STATED GOAL =>
Set each entry down verbatim, omitting images.

......

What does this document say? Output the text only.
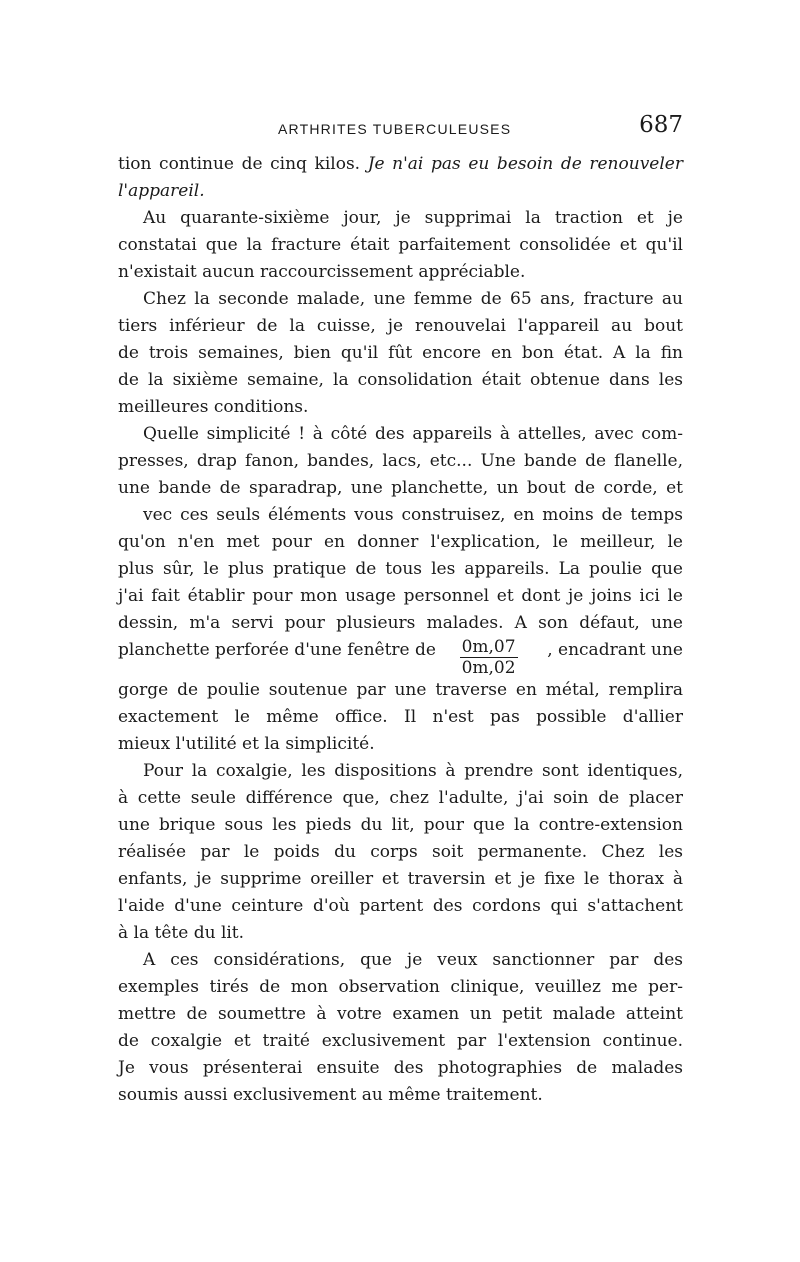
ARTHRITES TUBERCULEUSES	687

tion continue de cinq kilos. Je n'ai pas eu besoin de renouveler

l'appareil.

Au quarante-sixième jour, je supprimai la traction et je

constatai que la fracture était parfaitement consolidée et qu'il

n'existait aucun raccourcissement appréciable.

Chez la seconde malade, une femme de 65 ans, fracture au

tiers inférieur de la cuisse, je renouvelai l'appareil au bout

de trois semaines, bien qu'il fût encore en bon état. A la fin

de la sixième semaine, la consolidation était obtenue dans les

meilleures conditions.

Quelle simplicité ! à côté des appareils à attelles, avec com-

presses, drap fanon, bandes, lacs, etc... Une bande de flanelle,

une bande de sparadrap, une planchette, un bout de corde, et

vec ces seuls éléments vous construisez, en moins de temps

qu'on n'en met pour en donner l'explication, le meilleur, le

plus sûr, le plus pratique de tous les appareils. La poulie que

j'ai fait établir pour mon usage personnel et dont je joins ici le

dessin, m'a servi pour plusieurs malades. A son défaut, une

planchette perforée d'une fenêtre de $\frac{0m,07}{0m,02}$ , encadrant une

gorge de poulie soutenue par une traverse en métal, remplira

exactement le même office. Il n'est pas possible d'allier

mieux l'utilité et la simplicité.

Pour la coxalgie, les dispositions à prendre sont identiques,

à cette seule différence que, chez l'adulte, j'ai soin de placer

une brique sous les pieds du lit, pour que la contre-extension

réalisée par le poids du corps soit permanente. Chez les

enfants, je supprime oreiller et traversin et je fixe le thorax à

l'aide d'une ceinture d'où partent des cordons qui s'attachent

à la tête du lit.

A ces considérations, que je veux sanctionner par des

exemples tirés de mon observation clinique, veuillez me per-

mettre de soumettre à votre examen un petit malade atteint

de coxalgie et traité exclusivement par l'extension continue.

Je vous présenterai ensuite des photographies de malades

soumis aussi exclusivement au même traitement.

......

OUTPUT BELOW =>
What does this document say? Output the text only.
ARTHRITES TUBERCULEUSES	687

tion continue de cinq kilos. Je n'ai pas eu besoin de renouveler

l'appareil.

Au quarante-sixième jour, je supprimai la traction et je

constatai que la fracture était parfaitement consolidée et qu'il

n'existait aucun raccourcissement appréciable.

Chez la seconde malade, une femme de 65 ans, fracture au

tiers inférieur de la cuisse, je renouvelai l'appareil au bout

de trois semaines, bien qu'il fût encore en bon état. A la fin

de la sixième semaine, la consolidation était obtenue dans les

meilleures conditions.

Quelle simplicité ! à côté des appareils à attelles, avec com-

presses, drap fanon, bandes, lacs, etc... Une bande de flanelle,

une bande de sparadrap, une planchette, un bout de corde, et

vec ces seuls éléments vous construisez, en moins de temps

qu'on n'en met pour en donner l'explication, le meilleur, le

plus sûr, le plus pratique de tous les appareils. La poulie que

j'ai fait établir pour mon usage personnel et dont je joins ici le

dessin, m'a servi pour plusieurs malades. A son défaut, une

planchette perforée d'une fenêtre de $\frac{0m,07}{0m,02}$ , encadrant une

gorge de poulie soutenue par une traverse en métal, remplira

exactement le même office. Il n'est pas possible d'allier

mieux l'utilité et la simplicité.

Pour la coxalgie, les dispositions à prendre sont identiques,

à cette seule différence que, chez l'adulte, j'ai soin de placer

une brique sous les pieds du lit, pour que la contre-extension

réalisée par le poids du corps soit permanente. Chez les

enfants, je supprime oreiller et traversin et je fixe le thorax à

l'aide d'une ceinture d'où partent des cordons qui s'attachent

à la tête du lit.

A ces considérations, que je veux sanctionner par des

exemples tirés de mon observation clinique, veuillez me per-

mettre de soumettre à votre examen un petit malade atteint

de coxalgie et traité exclusivement par l'extension continue.

Je vous présenterai ensuite des photographies de malades

soumis aussi exclusivement au même traitement.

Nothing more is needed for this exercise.